▶ _Task directions_:
Take each line containing the word "JSON" and copy it.

Dataset records:
--------------------------------------------------
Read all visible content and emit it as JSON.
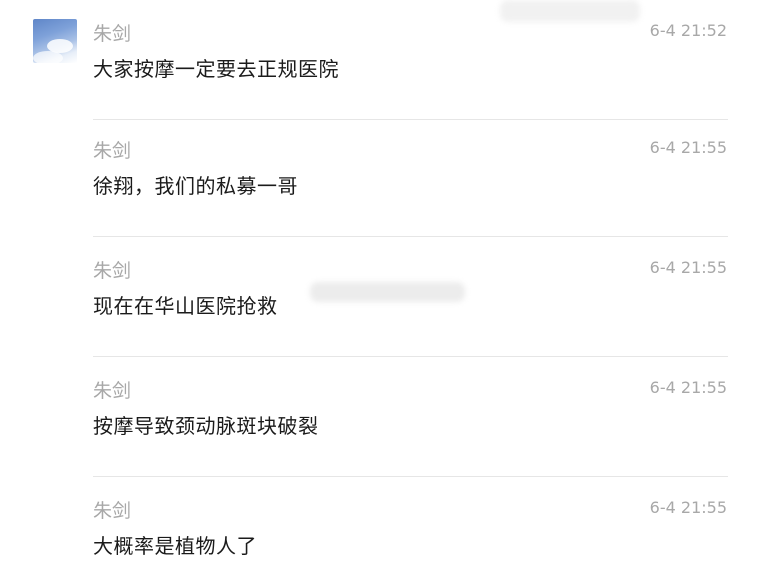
{
  "messages": [
    {
      "sender": "朱剑",
      "time": "6-4 21:52",
      "text": "大家按摩一定要去正规医院",
      "show_avatar": true
    },
    {
      "sender": "朱剑",
      "time": "6-4 21:55",
      "text": "徐翔，我们的私募一哥",
      "show_avatar": false
    },
    {
      "sender": "朱剑",
      "time": "6-4 21:55",
      "text": "现在在华山医院抢救",
      "show_avatar": false
    },
    {
      "sender": "朱剑",
      "time": "6-4 21:55",
      "text": "按摩导致颈动脉斑块破裂",
      "show_avatar": false
    },
    {
      "sender": "朱剑",
      "time": "6-4 21:55",
      "text": "大概率是植物人了",
      "show_avatar": false
    }
  ],
  "colors": {
    "sender": "#a8a8a8",
    "time": "#a8a8a8",
    "text": "#1b1b1b",
    "divider": "#e6e6e6"
  }
}
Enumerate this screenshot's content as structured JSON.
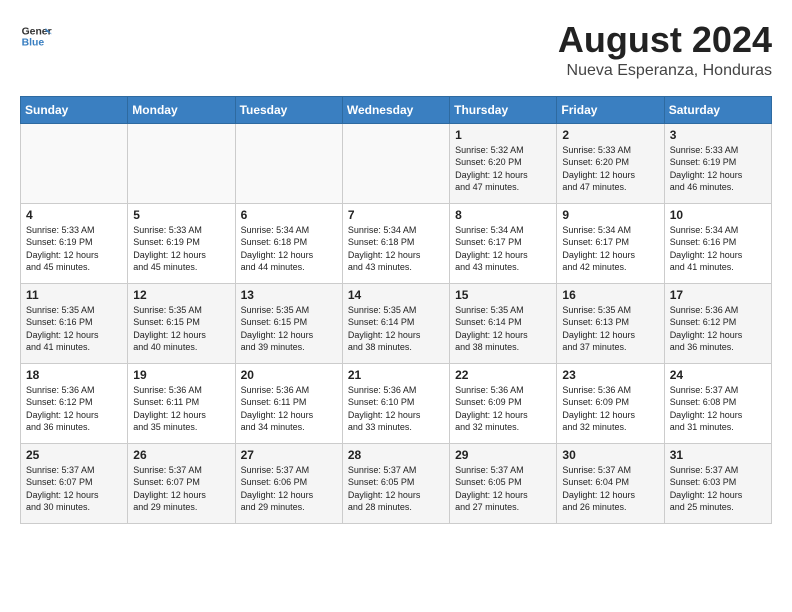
{
  "header": {
    "logo_line1": "General",
    "logo_line2": "Blue",
    "month_year": "August 2024",
    "location": "Nueva Esperanza, Honduras"
  },
  "weekdays": [
    "Sunday",
    "Monday",
    "Tuesday",
    "Wednesday",
    "Thursday",
    "Friday",
    "Saturday"
  ],
  "weeks": [
    [
      {
        "day": "",
        "info": ""
      },
      {
        "day": "",
        "info": ""
      },
      {
        "day": "",
        "info": ""
      },
      {
        "day": "",
        "info": ""
      },
      {
        "day": "1",
        "info": "Sunrise: 5:32 AM\nSunset: 6:20 PM\nDaylight: 12 hours\nand 47 minutes."
      },
      {
        "day": "2",
        "info": "Sunrise: 5:33 AM\nSunset: 6:20 PM\nDaylight: 12 hours\nand 47 minutes."
      },
      {
        "day": "3",
        "info": "Sunrise: 5:33 AM\nSunset: 6:19 PM\nDaylight: 12 hours\nand 46 minutes."
      }
    ],
    [
      {
        "day": "4",
        "info": "Sunrise: 5:33 AM\nSunset: 6:19 PM\nDaylight: 12 hours\nand 45 minutes."
      },
      {
        "day": "5",
        "info": "Sunrise: 5:33 AM\nSunset: 6:19 PM\nDaylight: 12 hours\nand 45 minutes."
      },
      {
        "day": "6",
        "info": "Sunrise: 5:34 AM\nSunset: 6:18 PM\nDaylight: 12 hours\nand 44 minutes."
      },
      {
        "day": "7",
        "info": "Sunrise: 5:34 AM\nSunset: 6:18 PM\nDaylight: 12 hours\nand 43 minutes."
      },
      {
        "day": "8",
        "info": "Sunrise: 5:34 AM\nSunset: 6:17 PM\nDaylight: 12 hours\nand 43 minutes."
      },
      {
        "day": "9",
        "info": "Sunrise: 5:34 AM\nSunset: 6:17 PM\nDaylight: 12 hours\nand 42 minutes."
      },
      {
        "day": "10",
        "info": "Sunrise: 5:34 AM\nSunset: 6:16 PM\nDaylight: 12 hours\nand 41 minutes."
      }
    ],
    [
      {
        "day": "11",
        "info": "Sunrise: 5:35 AM\nSunset: 6:16 PM\nDaylight: 12 hours\nand 41 minutes."
      },
      {
        "day": "12",
        "info": "Sunrise: 5:35 AM\nSunset: 6:15 PM\nDaylight: 12 hours\nand 40 minutes."
      },
      {
        "day": "13",
        "info": "Sunrise: 5:35 AM\nSunset: 6:15 PM\nDaylight: 12 hours\nand 39 minutes."
      },
      {
        "day": "14",
        "info": "Sunrise: 5:35 AM\nSunset: 6:14 PM\nDaylight: 12 hours\nand 38 minutes."
      },
      {
        "day": "15",
        "info": "Sunrise: 5:35 AM\nSunset: 6:14 PM\nDaylight: 12 hours\nand 38 minutes."
      },
      {
        "day": "16",
        "info": "Sunrise: 5:35 AM\nSunset: 6:13 PM\nDaylight: 12 hours\nand 37 minutes."
      },
      {
        "day": "17",
        "info": "Sunrise: 5:36 AM\nSunset: 6:12 PM\nDaylight: 12 hours\nand 36 minutes."
      }
    ],
    [
      {
        "day": "18",
        "info": "Sunrise: 5:36 AM\nSunset: 6:12 PM\nDaylight: 12 hours\nand 36 minutes."
      },
      {
        "day": "19",
        "info": "Sunrise: 5:36 AM\nSunset: 6:11 PM\nDaylight: 12 hours\nand 35 minutes."
      },
      {
        "day": "20",
        "info": "Sunrise: 5:36 AM\nSunset: 6:11 PM\nDaylight: 12 hours\nand 34 minutes."
      },
      {
        "day": "21",
        "info": "Sunrise: 5:36 AM\nSunset: 6:10 PM\nDaylight: 12 hours\nand 33 minutes."
      },
      {
        "day": "22",
        "info": "Sunrise: 5:36 AM\nSunset: 6:09 PM\nDaylight: 12 hours\nand 32 minutes."
      },
      {
        "day": "23",
        "info": "Sunrise: 5:36 AM\nSunset: 6:09 PM\nDaylight: 12 hours\nand 32 minutes."
      },
      {
        "day": "24",
        "info": "Sunrise: 5:37 AM\nSunset: 6:08 PM\nDaylight: 12 hours\nand 31 minutes."
      }
    ],
    [
      {
        "day": "25",
        "info": "Sunrise: 5:37 AM\nSunset: 6:07 PM\nDaylight: 12 hours\nand 30 minutes."
      },
      {
        "day": "26",
        "info": "Sunrise: 5:37 AM\nSunset: 6:07 PM\nDaylight: 12 hours\nand 29 minutes."
      },
      {
        "day": "27",
        "info": "Sunrise: 5:37 AM\nSunset: 6:06 PM\nDaylight: 12 hours\nand 29 minutes."
      },
      {
        "day": "28",
        "info": "Sunrise: 5:37 AM\nSunset: 6:05 PM\nDaylight: 12 hours\nand 28 minutes."
      },
      {
        "day": "29",
        "info": "Sunrise: 5:37 AM\nSunset: 6:05 PM\nDaylight: 12 hours\nand 27 minutes."
      },
      {
        "day": "30",
        "info": "Sunrise: 5:37 AM\nSunset: 6:04 PM\nDaylight: 12 hours\nand 26 minutes."
      },
      {
        "day": "31",
        "info": "Sunrise: 5:37 AM\nSunset: 6:03 PM\nDaylight: 12 hours\nand 25 minutes."
      }
    ]
  ]
}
--------------------------------------------------
▶ _Final result_:
Read all visible content and emit it as JSON.
Enumerate this screenshot's content as structured JSON.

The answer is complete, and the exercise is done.